Records excerpted from a collection:
※ ※ ※

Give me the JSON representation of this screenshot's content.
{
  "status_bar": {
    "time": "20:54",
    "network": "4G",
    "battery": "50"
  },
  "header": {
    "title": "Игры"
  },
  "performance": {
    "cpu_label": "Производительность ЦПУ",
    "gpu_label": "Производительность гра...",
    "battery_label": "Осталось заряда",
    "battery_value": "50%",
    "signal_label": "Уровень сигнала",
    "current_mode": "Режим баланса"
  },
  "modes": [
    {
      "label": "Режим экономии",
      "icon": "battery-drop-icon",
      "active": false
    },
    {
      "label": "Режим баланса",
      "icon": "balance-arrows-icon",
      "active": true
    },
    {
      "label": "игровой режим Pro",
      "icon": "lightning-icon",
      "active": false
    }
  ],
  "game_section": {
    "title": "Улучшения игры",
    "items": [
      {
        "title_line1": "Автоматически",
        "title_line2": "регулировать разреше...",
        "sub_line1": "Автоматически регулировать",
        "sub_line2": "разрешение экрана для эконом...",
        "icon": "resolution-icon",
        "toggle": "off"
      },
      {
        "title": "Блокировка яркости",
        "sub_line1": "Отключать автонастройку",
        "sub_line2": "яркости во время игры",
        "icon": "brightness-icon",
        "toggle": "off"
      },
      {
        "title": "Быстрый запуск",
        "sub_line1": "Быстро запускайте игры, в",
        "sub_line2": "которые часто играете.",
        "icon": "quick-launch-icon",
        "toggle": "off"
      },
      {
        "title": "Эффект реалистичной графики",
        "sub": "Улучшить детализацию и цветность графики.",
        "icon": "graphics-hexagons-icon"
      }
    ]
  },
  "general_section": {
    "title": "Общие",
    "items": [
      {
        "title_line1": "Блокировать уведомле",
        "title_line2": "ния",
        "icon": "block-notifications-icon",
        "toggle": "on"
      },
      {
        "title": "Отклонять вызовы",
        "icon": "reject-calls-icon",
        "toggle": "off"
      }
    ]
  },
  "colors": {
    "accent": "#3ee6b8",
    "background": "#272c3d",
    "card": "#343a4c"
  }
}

※ ※ ※

_Stated problem_
Reproduce the records word for word.

_Result_
Give me the JSON representation of this screenshot's content.
{
  "status_bar": {
    "time": "20:54",
    "network": "4G",
    "battery": "50"
  },
  "header": {
    "title": "Игры"
  },
  "performance": {
    "cpu_label": "Производительность ЦПУ",
    "gpu_label": "Производительность гра...",
    "battery_label": "Осталось заряда",
    "battery_value": "50%",
    "signal_label": "Уровень сигнала",
    "current_mode": "Режим баланса"
  },
  "modes": [
    {
      "label": "Режим экономии",
      "icon": "battery-drop-icon",
      "active": false
    },
    {
      "label": "Режим баланса",
      "icon": "balance-arrows-icon",
      "active": true
    },
    {
      "label": "игровой режим Pro",
      "icon": "lightning-icon",
      "active": false
    }
  ],
  "game_section": {
    "title": "Улучшения игры",
    "items": [
      {
        "title_line1": "Автоматически",
        "title_line2": "регулировать разреше...",
        "sub_line1": "Автоматически регулировать",
        "sub_line2": "разрешение экрана для эконом...",
        "icon": "resolution-icon",
        "toggle": "off"
      },
      {
        "title": "Блокировка яркости",
        "sub_line1": "Отключать автонастройку",
        "sub_line2": "яркости во время игры",
        "icon": "brightness-icon",
        "toggle": "off"
      },
      {
        "title": "Быстрый запуск",
        "sub_line1": "Быстро запускайте игры, в",
        "sub_line2": "которые часто играете.",
        "icon": "quick-launch-icon",
        "toggle": "off"
      },
      {
        "title": "Эффект реалистичной графики",
        "sub": "Улучшить детализацию и цветность графики.",
        "icon": "graphics-hexagons-icon"
      }
    ]
  },
  "general_section": {
    "title": "Общие",
    "items": [
      {
        "title_line1": "Блокировать уведомле",
        "title_line2": "ния",
        "icon": "block-notifications-icon",
        "toggle": "on"
      },
      {
        "title": "Отклонять вызовы",
        "icon": "reject-calls-icon",
        "toggle": "off"
      }
    ]
  },
  "colors": {
    "accent": "#3ee6b8",
    "background": "#272c3d",
    "card": "#343a4c"
  }
}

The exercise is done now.